Task to complete> Will you write out all the entries below exactly?

***

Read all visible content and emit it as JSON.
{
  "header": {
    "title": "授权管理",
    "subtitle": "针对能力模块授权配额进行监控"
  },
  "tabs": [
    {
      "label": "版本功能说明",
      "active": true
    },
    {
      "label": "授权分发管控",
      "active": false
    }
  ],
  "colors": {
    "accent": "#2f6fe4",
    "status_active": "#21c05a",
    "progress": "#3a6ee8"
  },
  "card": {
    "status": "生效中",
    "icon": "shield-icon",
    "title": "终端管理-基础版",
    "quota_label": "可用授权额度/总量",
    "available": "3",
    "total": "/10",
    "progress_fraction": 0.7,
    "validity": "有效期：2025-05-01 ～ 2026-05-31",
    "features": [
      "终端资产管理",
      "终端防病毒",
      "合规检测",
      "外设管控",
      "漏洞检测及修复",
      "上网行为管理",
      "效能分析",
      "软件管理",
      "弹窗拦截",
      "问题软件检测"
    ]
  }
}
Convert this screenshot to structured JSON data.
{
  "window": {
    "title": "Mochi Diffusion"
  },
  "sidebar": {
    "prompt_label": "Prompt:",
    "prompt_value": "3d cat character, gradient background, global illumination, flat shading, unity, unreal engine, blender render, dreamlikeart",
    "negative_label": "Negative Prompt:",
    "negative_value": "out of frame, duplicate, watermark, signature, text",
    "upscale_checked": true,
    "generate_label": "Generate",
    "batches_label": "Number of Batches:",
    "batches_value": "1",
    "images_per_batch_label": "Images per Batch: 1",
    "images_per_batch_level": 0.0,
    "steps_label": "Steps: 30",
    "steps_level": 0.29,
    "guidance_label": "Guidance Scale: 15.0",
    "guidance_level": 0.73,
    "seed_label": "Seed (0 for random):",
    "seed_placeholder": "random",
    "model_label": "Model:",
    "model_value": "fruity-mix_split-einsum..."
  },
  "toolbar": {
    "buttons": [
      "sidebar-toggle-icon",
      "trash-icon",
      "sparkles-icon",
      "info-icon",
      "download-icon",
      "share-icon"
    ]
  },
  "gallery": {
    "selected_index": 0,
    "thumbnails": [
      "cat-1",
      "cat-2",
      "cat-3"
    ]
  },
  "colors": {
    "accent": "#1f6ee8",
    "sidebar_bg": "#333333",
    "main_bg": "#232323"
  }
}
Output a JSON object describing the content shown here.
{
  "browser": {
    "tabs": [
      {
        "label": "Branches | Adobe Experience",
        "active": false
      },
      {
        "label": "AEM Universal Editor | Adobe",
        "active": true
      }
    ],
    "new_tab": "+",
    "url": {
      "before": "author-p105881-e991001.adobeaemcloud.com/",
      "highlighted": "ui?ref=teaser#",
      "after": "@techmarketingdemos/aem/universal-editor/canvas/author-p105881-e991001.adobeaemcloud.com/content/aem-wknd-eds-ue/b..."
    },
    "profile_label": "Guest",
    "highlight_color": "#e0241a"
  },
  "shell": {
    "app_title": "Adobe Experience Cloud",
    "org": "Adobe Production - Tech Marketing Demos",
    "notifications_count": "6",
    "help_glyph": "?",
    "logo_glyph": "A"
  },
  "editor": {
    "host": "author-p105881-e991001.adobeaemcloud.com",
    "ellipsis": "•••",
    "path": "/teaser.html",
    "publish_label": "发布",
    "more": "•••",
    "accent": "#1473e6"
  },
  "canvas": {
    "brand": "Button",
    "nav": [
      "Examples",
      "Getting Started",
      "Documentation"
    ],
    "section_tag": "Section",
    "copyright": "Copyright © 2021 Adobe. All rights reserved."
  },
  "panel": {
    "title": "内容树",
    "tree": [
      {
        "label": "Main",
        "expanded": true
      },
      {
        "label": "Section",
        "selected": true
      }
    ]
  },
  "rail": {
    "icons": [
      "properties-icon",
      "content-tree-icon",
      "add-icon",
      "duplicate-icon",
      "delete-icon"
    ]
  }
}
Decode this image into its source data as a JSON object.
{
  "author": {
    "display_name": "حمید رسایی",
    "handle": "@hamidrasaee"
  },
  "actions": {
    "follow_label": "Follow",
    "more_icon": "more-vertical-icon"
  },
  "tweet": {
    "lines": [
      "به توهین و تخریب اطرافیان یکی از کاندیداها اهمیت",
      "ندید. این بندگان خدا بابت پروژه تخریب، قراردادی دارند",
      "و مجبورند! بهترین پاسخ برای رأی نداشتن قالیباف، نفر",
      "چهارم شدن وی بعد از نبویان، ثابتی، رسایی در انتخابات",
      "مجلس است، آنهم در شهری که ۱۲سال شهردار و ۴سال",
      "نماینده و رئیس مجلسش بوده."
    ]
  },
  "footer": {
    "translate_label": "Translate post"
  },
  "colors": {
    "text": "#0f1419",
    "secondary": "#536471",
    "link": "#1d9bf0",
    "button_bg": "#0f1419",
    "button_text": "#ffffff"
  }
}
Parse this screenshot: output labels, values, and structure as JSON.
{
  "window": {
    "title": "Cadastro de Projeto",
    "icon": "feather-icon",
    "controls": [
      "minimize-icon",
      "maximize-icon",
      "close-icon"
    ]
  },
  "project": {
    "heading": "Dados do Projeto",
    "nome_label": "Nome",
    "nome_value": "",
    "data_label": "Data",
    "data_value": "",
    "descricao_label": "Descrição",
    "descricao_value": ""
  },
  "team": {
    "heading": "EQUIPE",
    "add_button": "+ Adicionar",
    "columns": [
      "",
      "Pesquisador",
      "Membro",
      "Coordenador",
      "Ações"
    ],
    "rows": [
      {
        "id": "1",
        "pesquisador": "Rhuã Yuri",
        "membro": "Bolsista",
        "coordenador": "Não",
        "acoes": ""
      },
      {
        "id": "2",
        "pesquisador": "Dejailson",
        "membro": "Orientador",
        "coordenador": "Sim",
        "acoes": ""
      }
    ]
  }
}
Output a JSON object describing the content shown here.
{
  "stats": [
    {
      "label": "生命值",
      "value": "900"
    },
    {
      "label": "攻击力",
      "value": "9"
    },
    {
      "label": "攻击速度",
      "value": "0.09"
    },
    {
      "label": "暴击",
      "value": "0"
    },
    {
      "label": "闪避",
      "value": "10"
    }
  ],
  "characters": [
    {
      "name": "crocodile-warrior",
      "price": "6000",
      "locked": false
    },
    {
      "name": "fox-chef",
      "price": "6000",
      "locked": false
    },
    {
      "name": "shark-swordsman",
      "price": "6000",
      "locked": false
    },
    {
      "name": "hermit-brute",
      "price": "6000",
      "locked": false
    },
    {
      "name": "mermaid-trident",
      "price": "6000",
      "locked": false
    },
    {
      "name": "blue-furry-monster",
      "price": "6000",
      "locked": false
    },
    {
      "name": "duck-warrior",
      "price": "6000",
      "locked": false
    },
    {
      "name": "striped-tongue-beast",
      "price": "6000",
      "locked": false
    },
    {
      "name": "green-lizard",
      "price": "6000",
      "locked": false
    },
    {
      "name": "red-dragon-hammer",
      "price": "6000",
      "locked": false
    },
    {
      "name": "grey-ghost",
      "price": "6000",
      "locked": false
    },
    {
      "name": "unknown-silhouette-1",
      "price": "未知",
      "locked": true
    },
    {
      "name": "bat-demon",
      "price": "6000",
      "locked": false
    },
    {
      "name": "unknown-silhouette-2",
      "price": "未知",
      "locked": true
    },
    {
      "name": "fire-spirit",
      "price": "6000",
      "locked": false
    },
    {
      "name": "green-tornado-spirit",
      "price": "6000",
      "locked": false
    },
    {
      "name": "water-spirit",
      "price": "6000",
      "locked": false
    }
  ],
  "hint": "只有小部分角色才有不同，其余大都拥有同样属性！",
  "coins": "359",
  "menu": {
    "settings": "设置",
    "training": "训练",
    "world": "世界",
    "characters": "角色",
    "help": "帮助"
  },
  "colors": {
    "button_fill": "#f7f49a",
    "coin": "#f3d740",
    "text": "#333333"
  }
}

***

Task result>
Read all visible content and emit it as JSON.
{
  "header": {
    "title": "授权管理",
    "subtitle": "针对能力模块授权配额进行监控"
  },
  "tabs": [
    {
      "label": "版本功能说明",
      "active": true
    },
    {
      "label": "授权分发管控",
      "active": false
    }
  ],
  "colors": {
    "accent": "#2f6fe4",
    "status_active": "#21c05a",
    "progress": "#3a6ee8"
  },
  "card": {
    "status": "生效中",
    "icon": "shield-icon",
    "title": "终端管理-基础版",
    "quota_label": "可用授权额度/总量",
    "available": "3",
    "total": "/10",
    "progress_fraction": 0.7,
    "validity": "有效期：2025-05-01 ～ 2026-05-31",
    "features": [
      "终端资产管理",
      "终端防病毒",
      "合规检测",
      "外设管控",
      "漏洞检测及修复",
      "上网行为管理",
      "效能分析",
      "软件管理",
      "弹窗拦截",
      "问题软件检测"
    ]
  }
}
Convert this screenshot to structured JSON data.
{
  "window": {
    "title": "Mochi Diffusion"
  },
  "sidebar": {
    "prompt_label": "Prompt:",
    "prompt_value": "3d cat character, gradient background, global illumination, flat shading, unity, unreal engine, blender render, dreamlikeart",
    "negative_label": "Negative Prompt:",
    "negative_value": "out of frame, duplicate, watermark, signature, text",
    "upscale_checked": true,
    "generate_label": "Generate",
    "batches_label": "Number of Batches:",
    "batches_value": "1",
    "images_per_batch_label": "Images per Batch: 1",
    "images_per_batch_level": 0.0,
    "steps_label": "Steps: 30",
    "steps_level": 0.29,
    "guidance_label": "Guidance Scale: 15.0",
    "guidance_level": 0.73,
    "seed_label": "Seed (0 for random):",
    "seed_placeholder": "random",
    "model_label": "Model:",
    "model_value": "fruity-mix_split-einsum..."
  },
  "toolbar": {
    "buttons": [
      "sidebar-toggle-icon",
      "trash-icon",
      "sparkles-icon",
      "info-icon",
      "download-icon",
      "share-icon"
    ]
  },
  "gallery": {
    "selected_index": 0,
    "thumbnails": [
      "cat-1",
      "cat-2",
      "cat-3"
    ]
  },
  "colors": {
    "accent": "#1f6ee8",
    "sidebar_bg": "#333333",
    "main_bg": "#232323"
  }
}
Output a JSON object describing the content shown here.
{
  "browser": {
    "tabs": [
      {
        "label": "Branches | Adobe Experience",
        "active": false
      },
      {
        "label": "AEM Universal Editor | Adobe",
        "active": true
      }
    ],
    "new_tab": "+",
    "url": {
      "before": "author-p105881-e991001.adobeaemcloud.com/",
      "highlighted": "ui?ref=teaser#",
      "after": "@techmarketingdemos/aem/universal-editor/canvas/author-p105881-e991001.adobeaemcloud.com/content/aem-wknd-eds-ue/b..."
    },
    "profile_label": "Guest",
    "highlight_color": "#e0241a"
  },
  "shell": {
    "app_title": "Adobe Experience Cloud",
    "org": "Adobe Production - Tech Marketing Demos",
    "notifications_count": "6",
    "help_glyph": "?",
    "logo_glyph": "A"
  },
  "editor": {
    "host": "author-p105881-e991001.adobeaemcloud.com",
    "ellipsis": "•••",
    "path": "/teaser.html",
    "publish_label": "发布",
    "more": "•••",
    "accent": "#1473e6"
  },
  "canvas": {
    "brand": "Button",
    "nav": [
      "Examples",
      "Getting Started",
      "Documentation"
    ],
    "section_tag": "Section",
    "copyright": "Copyright © 2021 Adobe. All rights reserved."
  },
  "panel": {
    "title": "内容树",
    "tree": [
      {
        "label": "Main",
        "expanded": true
      },
      {
        "label": "Section",
        "selected": true
      }
    ]
  },
  "rail": {
    "icons": [
      "properties-icon",
      "content-tree-icon",
      "add-icon",
      "duplicate-icon",
      "delete-icon"
    ]
  }
}
Decode this image into its source data as a JSON object.
{
  "author": {
    "display_name": "حمید رسایی",
    "handle": "@hamidrasaee"
  },
  "actions": {
    "follow_label": "Follow",
    "more_icon": "more-vertical-icon"
  },
  "tweet": {
    "lines": [
      "به توهین و تخریب اطرافیان یکی از کاندیداها اهمیت",
      "ندید. این بندگان خدا بابت پروژه تخریب، قراردادی دارند",
      "و مجبورند! بهترین پاسخ برای رأی نداشتن قالیباف، نفر",
      "چهارم شدن وی بعد از نبویان، ثابتی، رسایی در انتخابات",
      "مجلس است، آنهم در شهری که ۱۲سال شهردار و ۴سال",
      "نماینده و رئیس مجلسش بوده."
    ]
  },
  "footer": {
    "translate_label": "Translate post"
  },
  "colors": {
    "text": "#0f1419",
    "secondary": "#536471",
    "link": "#1d9bf0",
    "button_bg": "#0f1419",
    "button_text": "#ffffff"
  }
}
Parse this screenshot: output labels, values, and structure as JSON.
{
  "window": {
    "title": "Cadastro de Projeto",
    "icon": "feather-icon",
    "controls": [
      "minimize-icon",
      "maximize-icon",
      "close-icon"
    ]
  },
  "project": {
    "heading": "Dados do Projeto",
    "nome_label": "Nome",
    "nome_value": "",
    "data_label": "Data",
    "data_value": "",
    "descricao_label": "Descrição",
    "descricao_value": ""
  },
  "team": {
    "heading": "EQUIPE",
    "add_button": "+ Adicionar",
    "columns": [
      "",
      "Pesquisador",
      "Membro",
      "Coordenador",
      "Ações"
    ],
    "rows": [
      {
        "id": "1",
        "pesquisador": "Rhuã Yuri",
        "membro": "Bolsista",
        "coordenador": "Não",
        "acoes": ""
      },
      {
        "id": "2",
        "pesquisador": "Dejailson",
        "membro": "Orientador",
        "coordenador": "Sim",
        "acoes": ""
      }
    ]
  }
}
Output a JSON object describing the content shown here.
{
  "stats": [
    {
      "label": "生命值",
      "value": "900"
    },
    {
      "label": "攻击力",
      "value": "9"
    },
    {
      "label": "攻击速度",
      "value": "0.09"
    },
    {
      "label": "暴击",
      "value": "0"
    },
    {
      "label": "闪避",
      "value": "10"
    }
  ],
  "characters": [
    {
      "name": "crocodile-warrior",
      "price": "6000",
      "locked": false
    },
    {
      "name": "fox-chef",
      "price": "6000",
      "locked": false
    },
    {
      "name": "shark-swordsman",
      "price": "6000",
      "locked": false
    },
    {
      "name": "hermit-brute",
      "price": "6000",
      "locked": false
    },
    {
      "name": "mermaid-trident",
      "price": "6000",
      "locked": false
    },
    {
      "name": "blue-furry-monster",
      "price": "6000",
      "locked": false
    },
    {
      "name": "duck-warrior",
      "price": "6000",
      "locked": false
    },
    {
      "name": "striped-tongue-beast",
      "price": "6000",
      "locked": false
    },
    {
      "name": "green-lizard",
      "price": "6000",
      "locked": false
    },
    {
      "name": "red-dragon-hammer",
      "price": "6000",
      "locked": false
    },
    {
      "name": "grey-ghost",
      "price": "6000",
      "locked": false
    },
    {
      "name": "unknown-silhouette-1",
      "price": "未知",
      "locked": true
    },
    {
      "name": "bat-demon",
      "price": "6000",
      "locked": false
    },
    {
      "name": "unknown-silhouette-2",
      "price": "未知",
      "locked": true
    },
    {
      "name": "fire-spirit",
      "price": "6000",
      "locked": false
    },
    {
      "name": "green-tornado-spirit",
      "price": "6000",
      "locked": false
    },
    {
      "name": "water-spirit",
      "price": "6000",
      "locked": false
    }
  ],
  "hint": "只有小部分角色才有不同，其余大都拥有同样属性！",
  "coins": "359",
  "menu": {
    "settings": "设置",
    "training": "训练",
    "world": "世界",
    "characters": "角色",
    "help": "帮助"
  },
  "colors": {
    "button_fill": "#f7f49a",
    "coin": "#f3d740",
    "text": "#333333"
  }
}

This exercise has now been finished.